Without changing a character, return the entries, but not the images they hold.

## SUPPLIED INFORMATION:
==========

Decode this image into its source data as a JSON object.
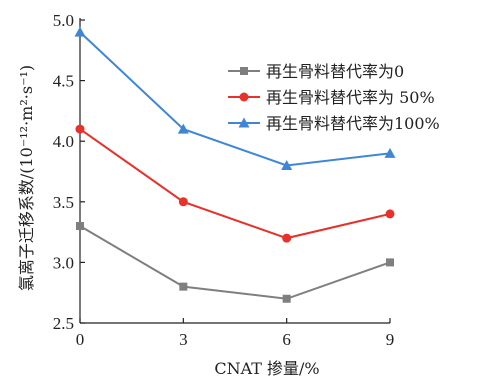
{
  "chart_data": {
    "type": "line",
    "title": "",
    "xlabel": "CNAT 掺量/%",
    "ylabel": "氯离子迁移系数/(10⁻¹²·m²·s⁻¹)",
    "x": [
      0,
      3,
      6,
      9
    ],
    "xticks": [
      "0",
      "3",
      "6",
      "9"
    ],
    "xlim": [
      0,
      9
    ],
    "ylim": [
      2.5,
      5.0
    ],
    "yticks": [
      "2.5",
      "3.0",
      "3.5",
      "4.0",
      "4.5",
      "5.0"
    ],
    "grid": false,
    "legend_position": "top-right",
    "series": [
      {
        "name": "再生骨料替代率为0",
        "marker": "square",
        "color": "#7f7f7f",
        "values": [
          3.3,
          2.8,
          2.7,
          3.0
        ]
      },
      {
        "name": "再生骨料替代率为 50%",
        "marker": "circle",
        "color": "#e8312a",
        "values": [
          4.1,
          3.5,
          3.2,
          3.4
        ]
      },
      {
        "name": "再生骨料替代率为100%",
        "marker": "triangle",
        "color": "#3f87d6",
        "values": [
          4.9,
          4.1,
          3.8,
          3.9
        ]
      }
    ]
  }
}
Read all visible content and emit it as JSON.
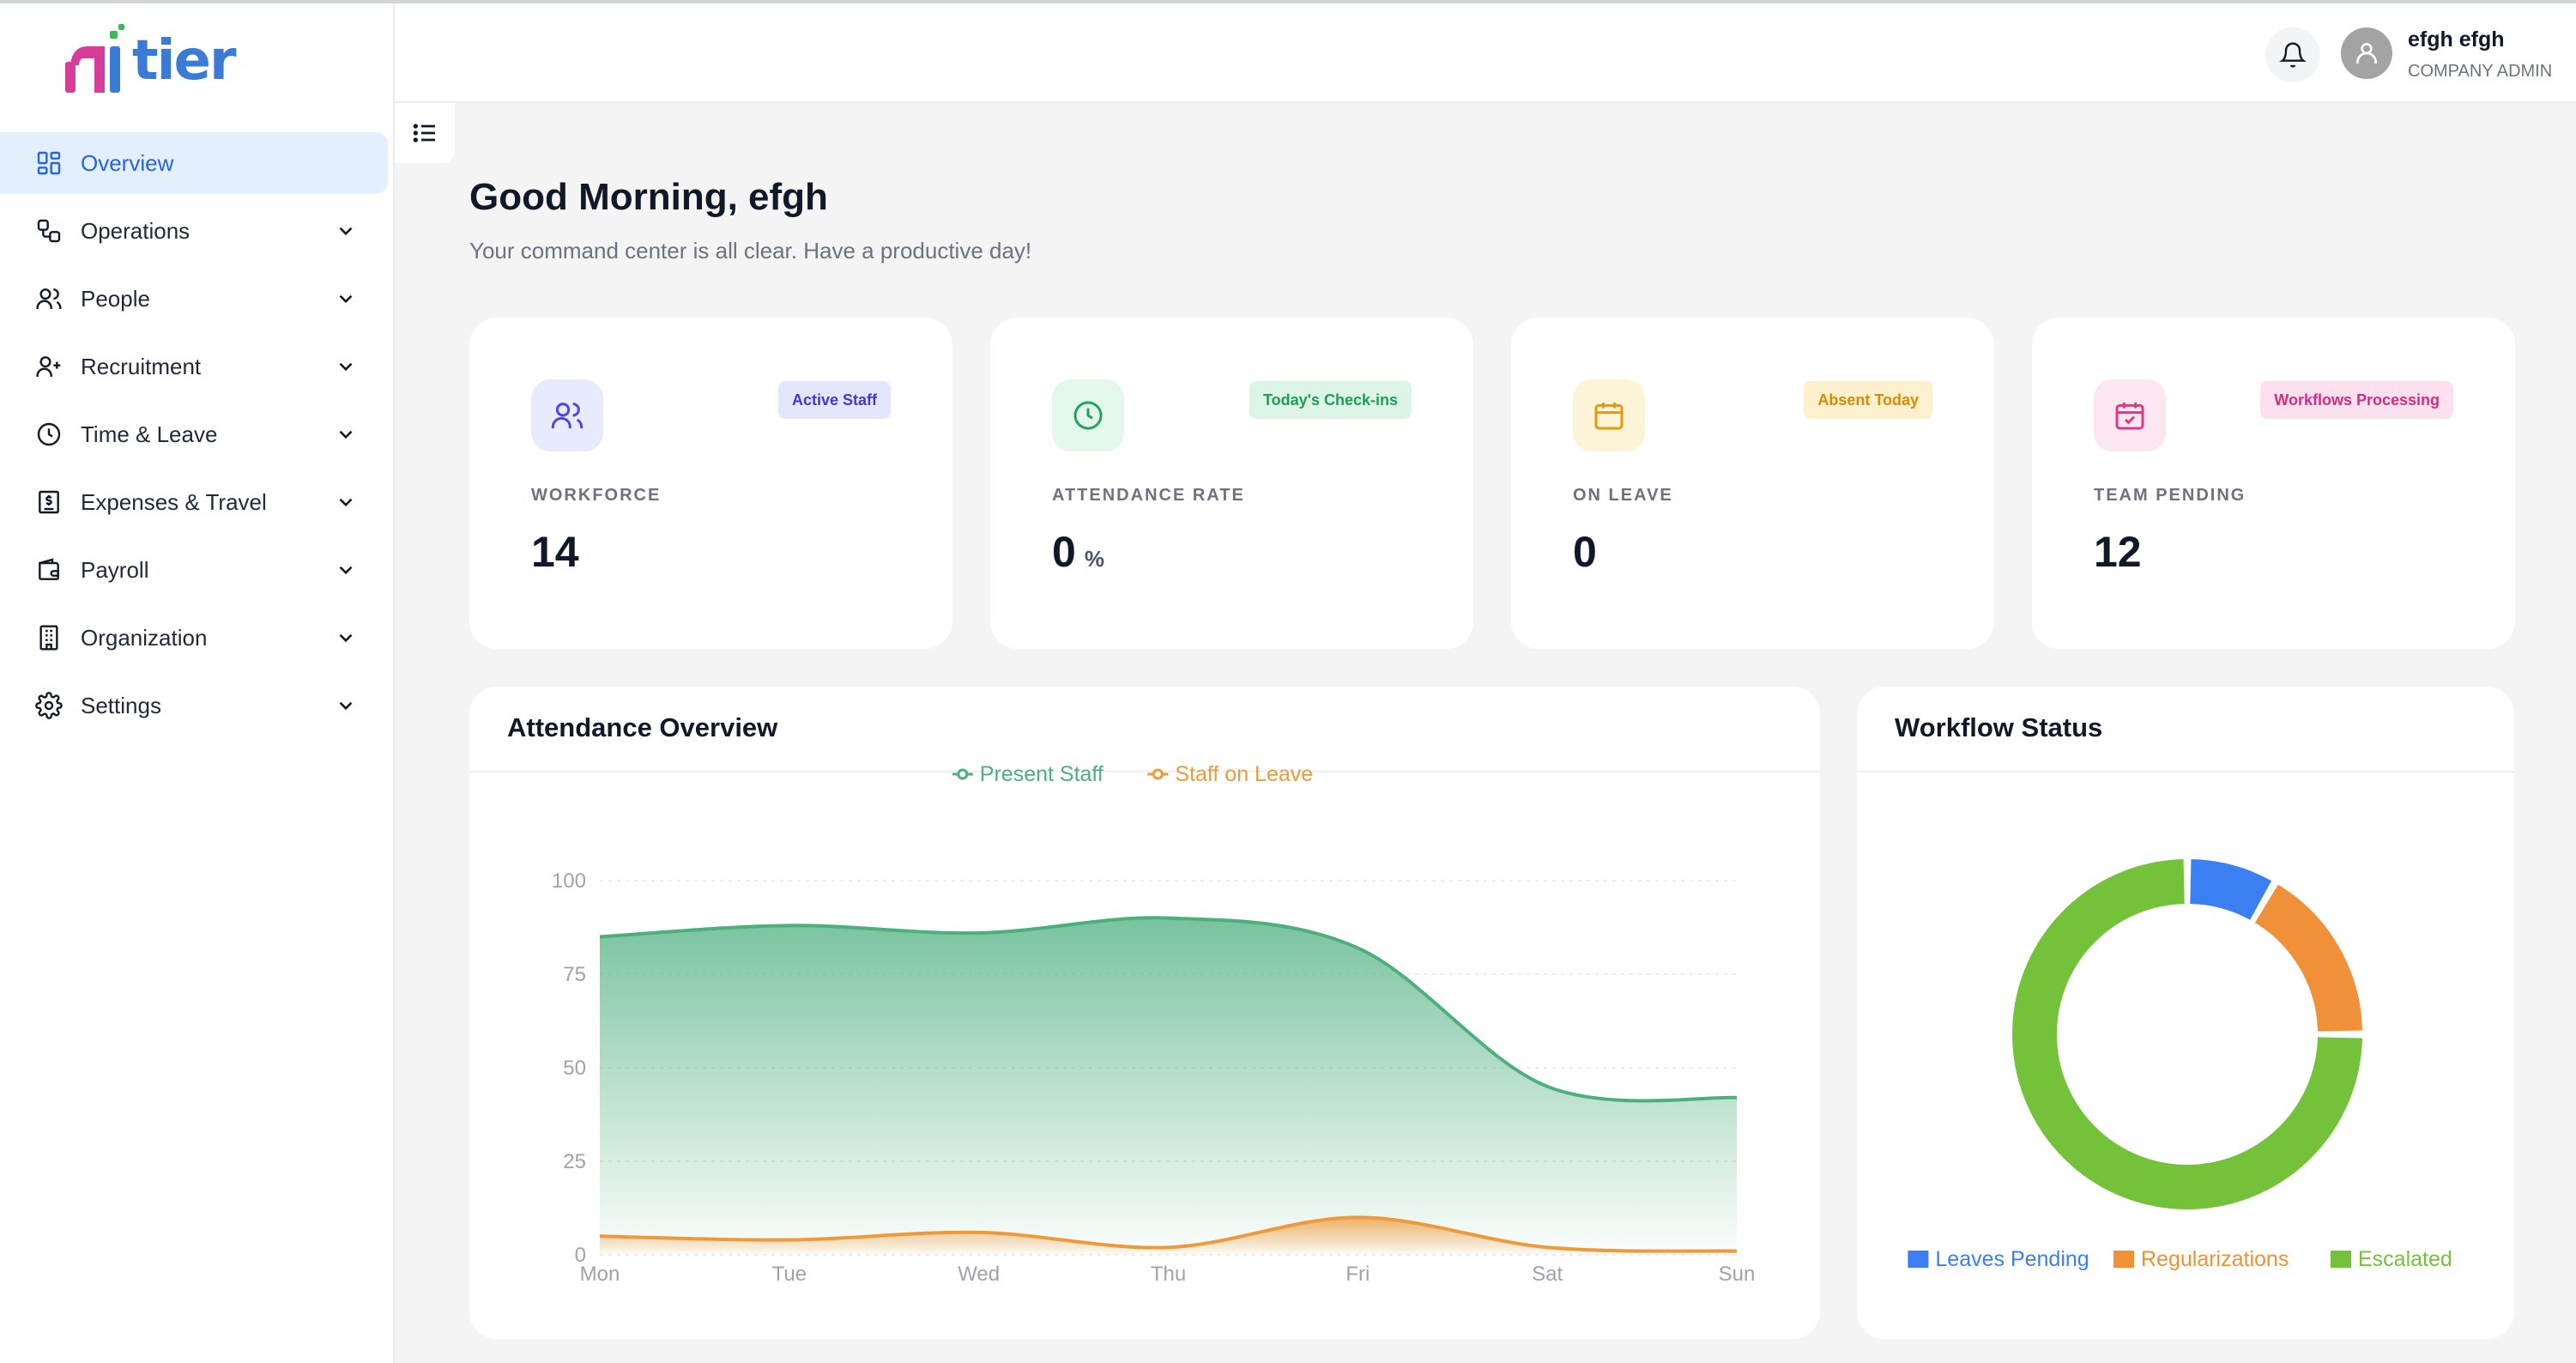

==========

## RESULT:
Decode this image into its source data as a JSON object.
{
  "chart_data": {
    "type": "line",
    "title": "",
    "xlabel": "CNAT 掺量/%",
    "ylabel": "氯离子迁移系数/(10⁻¹²·m²·s⁻¹)",
    "x": [
      0,
      3,
      6,
      9
    ],
    "xticks": [
      "0",
      "3",
      "6",
      "9"
    ],
    "xlim": [
      0,
      9
    ],
    "ylim": [
      2.5,
      5.0
    ],
    "yticks": [
      "2.5",
      "3.0",
      "3.5",
      "4.0",
      "4.5",
      "5.0"
    ],
    "grid": false,
    "legend_position": "top-right",
    "series": [
      {
        "name": "再生骨料替代率为0",
        "marker": "square",
        "color": "#7f7f7f",
        "values": [
          3.3,
          2.8,
          2.7,
          3.0
        ]
      },
      {
        "name": "再生骨料替代率为 50%",
        "marker": "circle",
        "color": "#e8312a",
        "values": [
          4.1,
          3.5,
          3.2,
          3.4
        ]
      },
      {
        "name": "再生骨料替代率为100%",
        "marker": "triangle",
        "color": "#3f87d6",
        "values": [
          4.9,
          4.1,
          3.8,
          3.9
        ]
      }
    ]
  }
}
Read all visible content and emit it as JSON.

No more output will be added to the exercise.